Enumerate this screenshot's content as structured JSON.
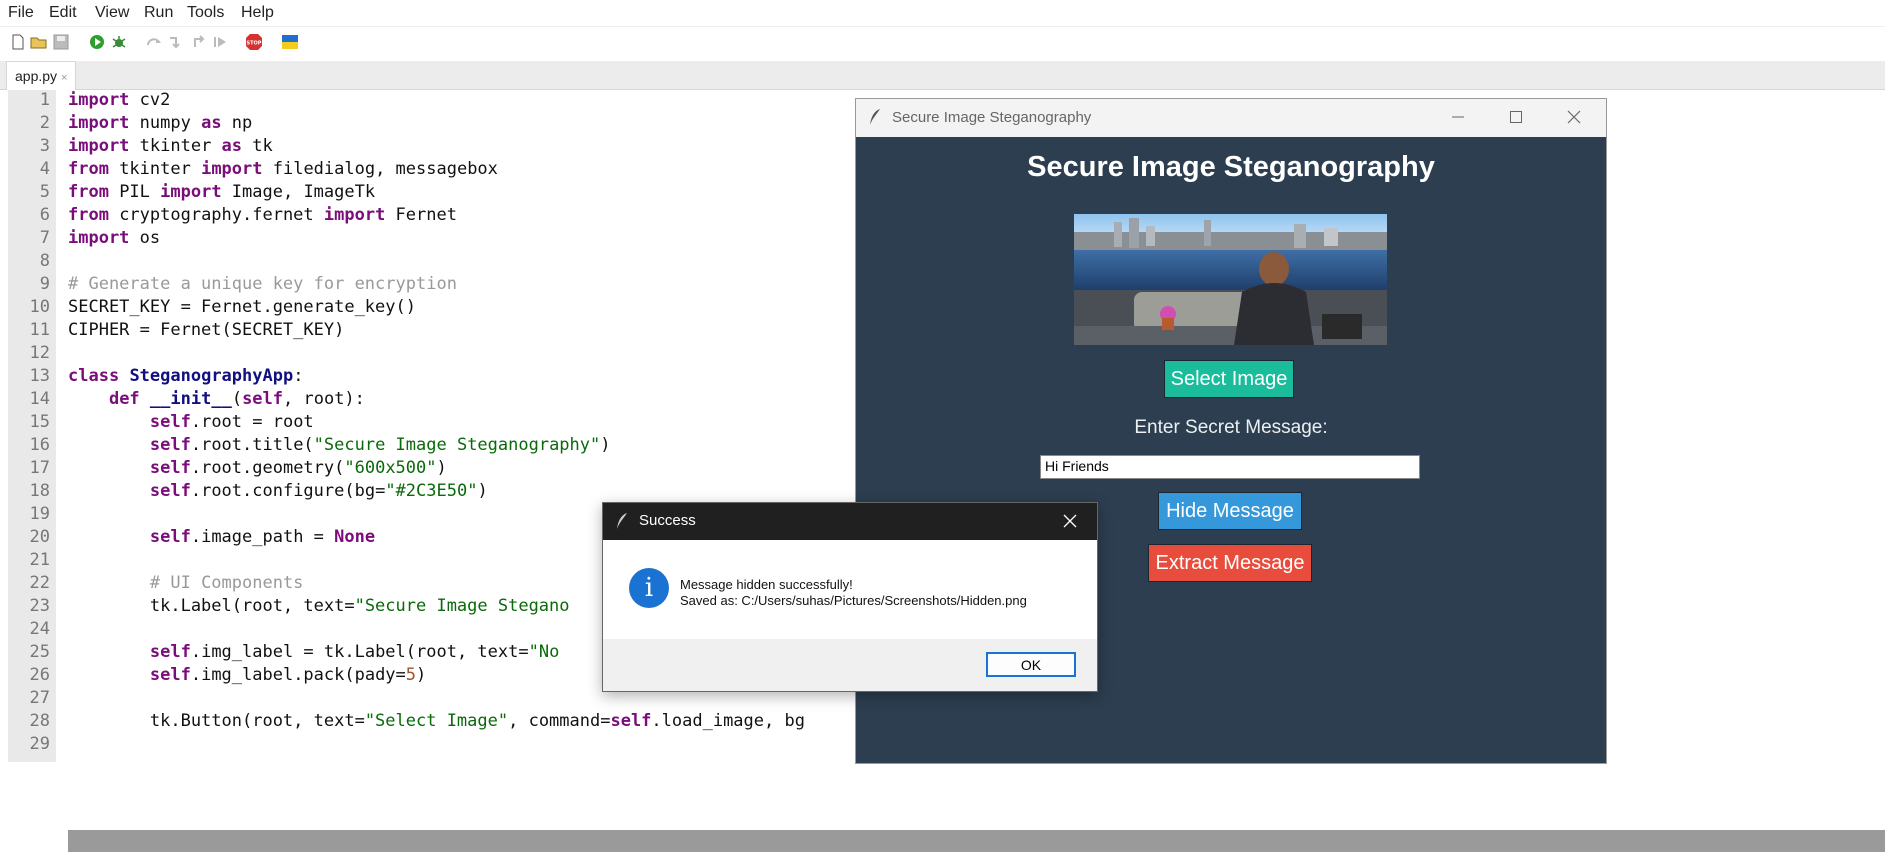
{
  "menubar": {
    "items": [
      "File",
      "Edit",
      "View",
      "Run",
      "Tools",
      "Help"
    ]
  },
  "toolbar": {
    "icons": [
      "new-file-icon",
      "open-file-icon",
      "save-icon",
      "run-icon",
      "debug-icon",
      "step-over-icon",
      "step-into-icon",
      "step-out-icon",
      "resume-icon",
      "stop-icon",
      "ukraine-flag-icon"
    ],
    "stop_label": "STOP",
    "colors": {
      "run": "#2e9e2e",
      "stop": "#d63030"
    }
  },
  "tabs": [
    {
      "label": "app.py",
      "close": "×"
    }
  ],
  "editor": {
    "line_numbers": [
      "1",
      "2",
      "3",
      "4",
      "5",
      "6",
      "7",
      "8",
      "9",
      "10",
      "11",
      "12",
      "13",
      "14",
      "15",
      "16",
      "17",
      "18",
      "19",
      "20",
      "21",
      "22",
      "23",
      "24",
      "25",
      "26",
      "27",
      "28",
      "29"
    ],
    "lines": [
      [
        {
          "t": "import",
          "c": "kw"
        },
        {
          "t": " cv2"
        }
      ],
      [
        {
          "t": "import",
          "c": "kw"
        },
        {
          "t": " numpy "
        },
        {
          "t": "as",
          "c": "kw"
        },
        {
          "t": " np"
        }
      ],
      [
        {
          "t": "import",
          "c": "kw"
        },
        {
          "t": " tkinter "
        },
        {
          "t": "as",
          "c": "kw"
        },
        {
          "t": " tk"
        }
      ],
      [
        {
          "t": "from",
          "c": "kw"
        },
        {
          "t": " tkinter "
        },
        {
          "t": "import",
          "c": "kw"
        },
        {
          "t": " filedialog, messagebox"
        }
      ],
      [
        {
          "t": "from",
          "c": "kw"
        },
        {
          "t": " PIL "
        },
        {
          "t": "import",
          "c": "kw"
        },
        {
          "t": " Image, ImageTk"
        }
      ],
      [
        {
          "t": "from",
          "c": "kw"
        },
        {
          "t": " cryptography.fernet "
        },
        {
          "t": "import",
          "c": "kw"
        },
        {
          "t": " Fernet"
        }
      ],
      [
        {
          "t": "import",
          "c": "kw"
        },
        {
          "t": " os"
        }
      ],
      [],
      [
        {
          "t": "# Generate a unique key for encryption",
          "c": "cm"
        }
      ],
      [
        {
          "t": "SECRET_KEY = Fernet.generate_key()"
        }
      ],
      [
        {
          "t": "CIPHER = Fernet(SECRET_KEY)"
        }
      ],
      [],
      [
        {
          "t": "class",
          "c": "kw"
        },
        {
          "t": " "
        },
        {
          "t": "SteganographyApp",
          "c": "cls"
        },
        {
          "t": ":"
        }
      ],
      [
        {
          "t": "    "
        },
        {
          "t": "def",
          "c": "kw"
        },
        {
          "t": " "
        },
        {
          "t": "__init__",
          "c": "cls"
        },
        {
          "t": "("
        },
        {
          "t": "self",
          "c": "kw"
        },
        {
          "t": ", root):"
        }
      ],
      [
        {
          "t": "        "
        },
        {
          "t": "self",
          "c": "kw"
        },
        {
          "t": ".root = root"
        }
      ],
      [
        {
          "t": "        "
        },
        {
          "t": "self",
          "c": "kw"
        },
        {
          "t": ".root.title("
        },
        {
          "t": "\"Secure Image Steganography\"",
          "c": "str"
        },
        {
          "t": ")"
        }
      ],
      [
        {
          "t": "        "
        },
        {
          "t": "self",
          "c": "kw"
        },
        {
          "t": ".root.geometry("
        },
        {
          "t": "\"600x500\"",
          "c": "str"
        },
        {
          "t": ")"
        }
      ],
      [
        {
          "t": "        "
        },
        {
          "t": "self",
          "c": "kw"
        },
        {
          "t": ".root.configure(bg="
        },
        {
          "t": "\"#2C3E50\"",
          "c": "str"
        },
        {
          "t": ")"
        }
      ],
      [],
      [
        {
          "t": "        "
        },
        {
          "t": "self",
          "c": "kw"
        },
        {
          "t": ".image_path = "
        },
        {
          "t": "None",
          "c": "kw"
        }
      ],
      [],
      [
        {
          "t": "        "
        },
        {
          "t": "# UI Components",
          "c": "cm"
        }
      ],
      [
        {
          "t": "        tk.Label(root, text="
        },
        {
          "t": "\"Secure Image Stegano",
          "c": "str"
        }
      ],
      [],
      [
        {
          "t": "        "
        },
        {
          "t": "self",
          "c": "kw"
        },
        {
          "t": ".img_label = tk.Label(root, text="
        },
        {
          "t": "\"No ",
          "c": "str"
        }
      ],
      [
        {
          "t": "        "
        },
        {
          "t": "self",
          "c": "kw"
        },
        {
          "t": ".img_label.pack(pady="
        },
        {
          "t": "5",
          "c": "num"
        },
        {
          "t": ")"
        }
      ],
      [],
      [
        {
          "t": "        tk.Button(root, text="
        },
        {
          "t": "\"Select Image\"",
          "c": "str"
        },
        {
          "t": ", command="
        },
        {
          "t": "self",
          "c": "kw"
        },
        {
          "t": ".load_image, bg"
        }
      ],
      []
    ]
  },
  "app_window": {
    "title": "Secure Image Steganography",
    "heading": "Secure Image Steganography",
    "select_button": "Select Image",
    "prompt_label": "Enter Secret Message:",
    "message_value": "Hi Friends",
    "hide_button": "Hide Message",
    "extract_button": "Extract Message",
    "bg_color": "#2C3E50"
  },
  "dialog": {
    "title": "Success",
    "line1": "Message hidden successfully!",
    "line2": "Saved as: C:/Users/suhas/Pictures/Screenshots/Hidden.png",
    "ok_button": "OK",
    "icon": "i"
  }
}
⁂
**THE REQUEST**
Reproduce every line from the entries that holds the word "root".

**COMPLETE ANSWER**
          "t": ", root):"
          "t": ".root = root"
          "t": ".root.title("
          "t": ".root.geometry("
          "t": ".root.configure(bg="
          "t": "        tk.Label(root, text="
          "t": ".img_label = tk.Label(root, text="
          "t": "        tk.Button(root, text="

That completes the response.